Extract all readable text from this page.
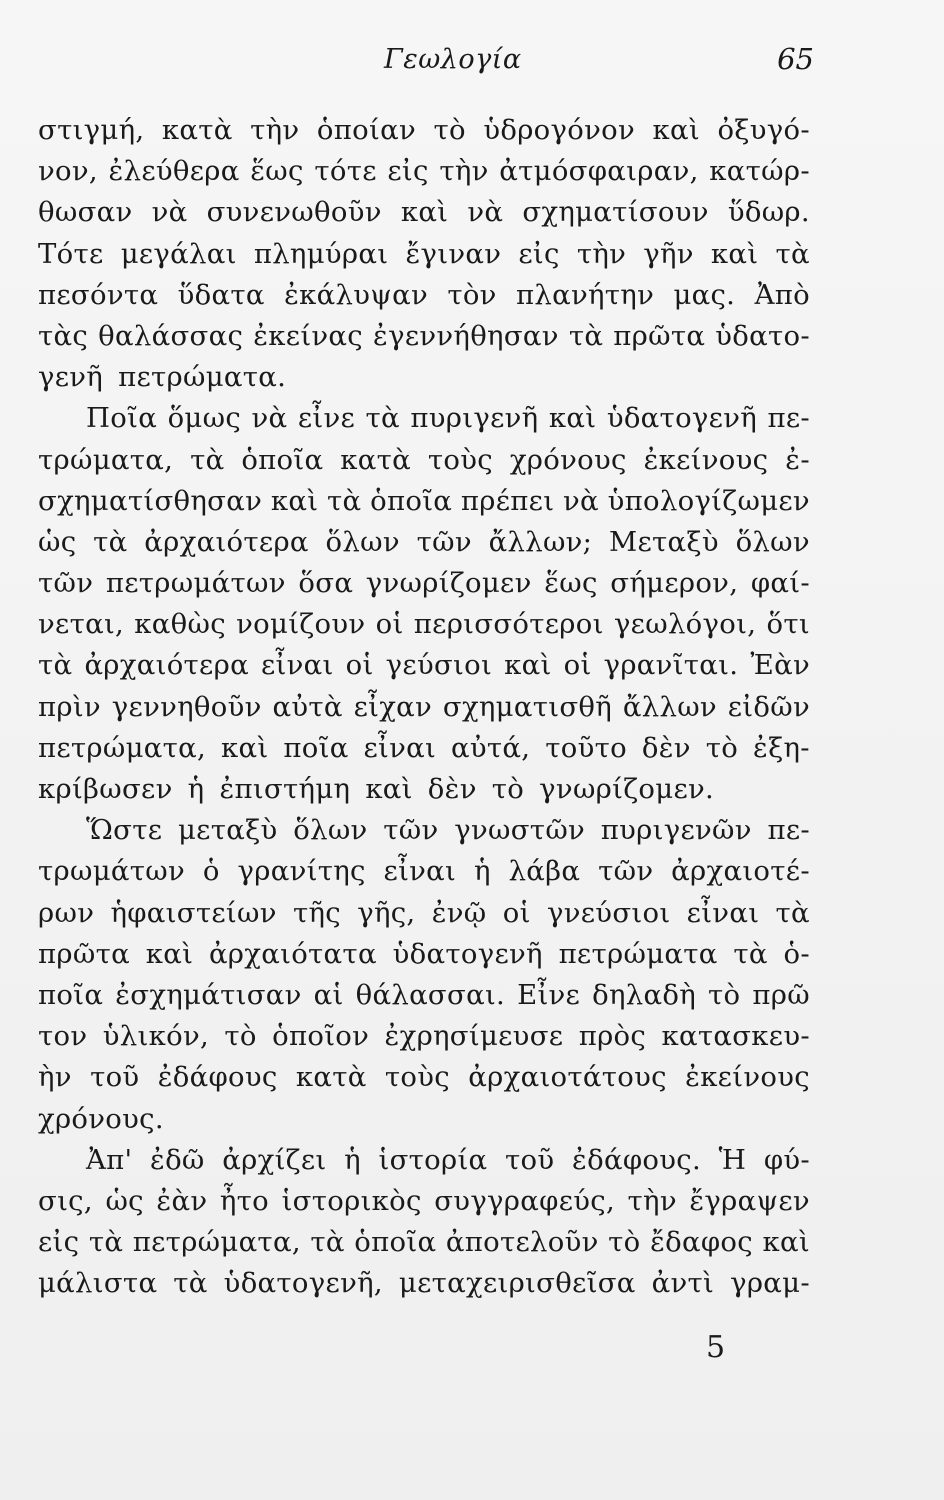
Γεωλογία	65
στιγμή, κατὰ τὴν ὁποίαν τὸ ὑδρογόνον καὶ ὀξυγό-
νον, ἐλεύθερα ἕως τότε εἰς τὴν ἀτμόσφαιραν, κατώρ-
θωσαν νὰ συνενωθοῦν καὶ νὰ σχηματίσουν ὕδωρ.
Τότε μεγάλαι πλημύραι ἔγιναν εἰς τὴν γῆν καὶ τὰ
πεσόντα ὕδατα ἐκάλυψαν τὸν πλανήτην μας. Ἀπὸ
τὰς θαλάσσας ἐκείνας ἐγεννήθησαν τὰ πρῶτα ὑδατο-
γενῆ πετρώματα.
Ποῖα ὅμως νὰ εἶνε τὰ πυριγενῆ καὶ ὑδατογενῆ πε-
τρώματα, τὰ ὁποῖα κατὰ τοὺς χρόνους ἐκείνους ἐ-
σχηματίσθησαν καὶ τὰ ὁποῖα πρέπει νὰ ὑπολογίζωμεν
ὡς τὰ ἀρχαιότερα ὅλων τῶν ἄλλων; Μεταξὺ ὅλων
τῶν πετρωμάτων ὅσα γνωρίζομεν ἕως σήμερον, φαί-
νεται, καθὼς νομίζουν οἱ περισσότεροι γεωλόγοι, ὅτι
τὰ ἀρχαιότερα εἶναι οἱ γεύσιοι καὶ οἱ γρανῖται. Ἐὰν
πρὶν γεννηθοῦν αὐτὰ εἶχαν σχηματισθῆ ἄλλων εἰδῶν
πετρώματα, καὶ ποῖα εἶναι αὐτά, τοῦτο δὲν τὸ ἐξη-
κρίβωσεν ἡ ἐπιστήμη καὶ δὲν τὸ γνωρίζομεν.
Ὥστε μεταξὺ ὅλων τῶν γνωστῶν πυριγενῶν πε-
τρωμάτων ὁ γρανίτης εἶναι ἡ λάβα τῶν ἀρχαιοτέ-
ρων ἡφαιστείων τῆς γῆς, ἐνῷ οἱ γνεύσιοι εἶναι τὰ
πρῶτα καὶ ἀρχαιότατα ὑδατογενῆ πετρώματα τὰ ὁ-
ποῖα ἐσχημάτισαν αἱ θάλασσαι. Εἶνε δηλαδὴ τὸ πρῶ
τον ὑλικόν, τὸ ὁποῖον ἐχρησίμευσε πρὸς κατασκευ-
ὴν τοῦ ἐδάφους κατὰ τοὺς ἀρχαιοτάτους ἐκείνους
χρόνους.
Ἀπ' ἐδῶ ἀρχίζει ἡ ἱστορία τοῦ ἐδάφους. Ἡ φύ-
σις, ὡς ἐὰν ἦτο ἱστορικὸς συγγραφεύς, τὴν ἔγραψεν
εἰς τὰ πετρώματα, τὰ ὁποῖα ἀποτελοῦν τὸ ἔδαφος καὶ
μάλιστα τὰ ὑδατογενῆ, μεταχειρισθεῖσα ἀντὶ γραμ-
5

- - - - - - -

▸ **What you should do**
Repeat each record exactly as shown above, dropping all images.

▸ **Response to this task**
Extract all readable text from this page.
Γεωλογία	65
στιγμή, κατὰ τὴν ὁποίαν τὸ ὑδρογόνον καὶ ὀξυγό-
νον, ἐλεύθερα ἕως τότε εἰς τὴν ἀτμόσφαιραν, κατώρ-
θωσαν νὰ συνενωθοῦν καὶ νὰ σχηματίσουν ὕδωρ.
Τότε μεγάλαι πλημύραι ἔγιναν εἰς τὴν γῆν καὶ τὰ
πεσόντα ὕδατα ἐκάλυψαν τὸν πλανήτην μας. Ἀπὸ
τὰς θαλάσσας ἐκείνας ἐγεννήθησαν τὰ πρῶτα ὑδατο-
γενῆ πετρώματα.
Ποῖα ὅμως νὰ εἶνε τὰ πυριγενῆ καὶ ὑδατογενῆ πε-
τρώματα, τὰ ὁποῖα κατὰ τοὺς χρόνους ἐκείνους ἐ-
σχηματίσθησαν καὶ τὰ ὁποῖα πρέπει νὰ ὑπολογίζωμεν
ὡς τὰ ἀρχαιότερα ὅλων τῶν ἄλλων; Μεταξὺ ὅλων
τῶν πετρωμάτων ὅσα γνωρίζομεν ἕως σήμερον, φαί-
νεται, καθὼς νομίζουν οἱ περισσότεροι γεωλόγοι, ὅτι
τὰ ἀρχαιότερα εἶναι οἱ γεύσιοι καὶ οἱ γρανῖται. Ἐὰν
πρὶν γεννηθοῦν αὐτὰ εἶχαν σχηματισθῆ ἄλλων εἰδῶν
πετρώματα, καὶ ποῖα εἶναι αὐτά, τοῦτο δὲν τὸ ἐξη-
κρίβωσεν ἡ ἐπιστήμη καὶ δὲν τὸ γνωρίζομεν.
Ὥστε μεταξὺ ὅλων τῶν γνωστῶν πυριγενῶν πε-
τρωμάτων ὁ γρανίτης εἶναι ἡ λάβα τῶν ἀρχαιοτέ-
ρων ἡφαιστείων τῆς γῆς, ἐνῷ οἱ γνεύσιοι εἶναι τὰ
πρῶτα καὶ ἀρχαιότατα ὑδατογενῆ πετρώματα τὰ ὁ-
ποῖα ἐσχημάτισαν αἱ θάλασσαι. Εἶνε δηλαδὴ τὸ πρῶ
τον ὑλικόν, τὸ ὁποῖον ἐχρησίμευσε πρὸς κατασκευ-
ὴν τοῦ ἐδάφους κατὰ τοὺς ἀρχαιοτάτους ἐκείνους
χρόνους.
Ἀπ' ἐδῶ ἀρχίζει ἡ ἱστορία τοῦ ἐδάφους. Ἡ φύ-
σις, ὡς ἐὰν ἦτο ἱστορικὸς συγγραφεύς, τὴν ἔγραψεν
εἰς τὰ πετρώματα, τὰ ὁποῖα ἀποτελοῦν τὸ ἔδαφος καὶ
μάλιστα τὰ ὑδατογενῆ, μεταχειρισθεῖσα ἀντὶ γραμ-
5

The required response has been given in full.